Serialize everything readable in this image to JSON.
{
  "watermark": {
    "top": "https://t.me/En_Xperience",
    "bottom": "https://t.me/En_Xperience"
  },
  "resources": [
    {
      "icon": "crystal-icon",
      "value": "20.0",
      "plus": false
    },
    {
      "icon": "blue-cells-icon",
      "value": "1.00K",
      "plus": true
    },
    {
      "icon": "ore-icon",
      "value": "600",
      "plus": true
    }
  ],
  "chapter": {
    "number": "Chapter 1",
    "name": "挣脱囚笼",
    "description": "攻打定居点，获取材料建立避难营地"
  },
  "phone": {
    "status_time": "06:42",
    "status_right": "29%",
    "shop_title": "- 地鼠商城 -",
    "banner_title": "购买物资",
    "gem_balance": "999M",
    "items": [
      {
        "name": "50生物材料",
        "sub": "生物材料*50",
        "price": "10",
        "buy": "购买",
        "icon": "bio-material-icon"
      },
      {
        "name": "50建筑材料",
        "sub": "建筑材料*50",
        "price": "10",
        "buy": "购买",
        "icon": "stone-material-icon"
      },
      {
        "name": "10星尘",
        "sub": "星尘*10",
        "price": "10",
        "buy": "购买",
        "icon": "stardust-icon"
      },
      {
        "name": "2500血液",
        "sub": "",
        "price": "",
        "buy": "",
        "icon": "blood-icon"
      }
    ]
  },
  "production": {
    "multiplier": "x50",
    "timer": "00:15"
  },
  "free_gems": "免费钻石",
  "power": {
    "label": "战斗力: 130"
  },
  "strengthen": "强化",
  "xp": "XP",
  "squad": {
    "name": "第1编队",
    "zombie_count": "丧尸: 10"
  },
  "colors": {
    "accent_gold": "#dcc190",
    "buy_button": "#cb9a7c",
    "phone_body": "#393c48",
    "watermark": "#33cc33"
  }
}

TASK DETAILS => From the listing above, extract every line exactly as it stands.

IN RESPONSE =>
Serialize everything readable in this image to JSON.
{
  "watermark": {
    "top": "https://t.me/En_Xperience",
    "bottom": "https://t.me/En_Xperience"
  },
  "resources": [
    {
      "icon": "crystal-icon",
      "value": "20.0",
      "plus": false
    },
    {
      "icon": "blue-cells-icon",
      "value": "1.00K",
      "plus": true
    },
    {
      "icon": "ore-icon",
      "value": "600",
      "plus": true
    }
  ],
  "chapter": {
    "number": "Chapter 1",
    "name": "挣脱囚笼",
    "description": "攻打定居点，获取材料建立避难营地"
  },
  "phone": {
    "status_time": "06:42",
    "status_right": "29%",
    "shop_title": "- 地鼠商城 -",
    "banner_title": "购买物资",
    "gem_balance": "999M",
    "items": [
      {
        "name": "50生物材料",
        "sub": "生物材料*50",
        "price": "10",
        "buy": "购买",
        "icon": "bio-material-icon"
      },
      {
        "name": "50建筑材料",
        "sub": "建筑材料*50",
        "price": "10",
        "buy": "购买",
        "icon": "stone-material-icon"
      },
      {
        "name": "10星尘",
        "sub": "星尘*10",
        "price": "10",
        "buy": "购买",
        "icon": "stardust-icon"
      },
      {
        "name": "2500血液",
        "sub": "",
        "price": "",
        "buy": "",
        "icon": "blood-icon"
      }
    ]
  },
  "production": {
    "multiplier": "x50",
    "timer": "00:15"
  },
  "free_gems": "免费钻石",
  "power": {
    "label": "战斗力: 130"
  },
  "strengthen": "强化",
  "xp": "XP",
  "squad": {
    "name": "第1编队",
    "zombie_count": "丧尸: 10"
  },
  "colors": {
    "accent_gold": "#dcc190",
    "buy_button": "#cb9a7c",
    "phone_body": "#393c48",
    "watermark": "#33cc33"
  }
}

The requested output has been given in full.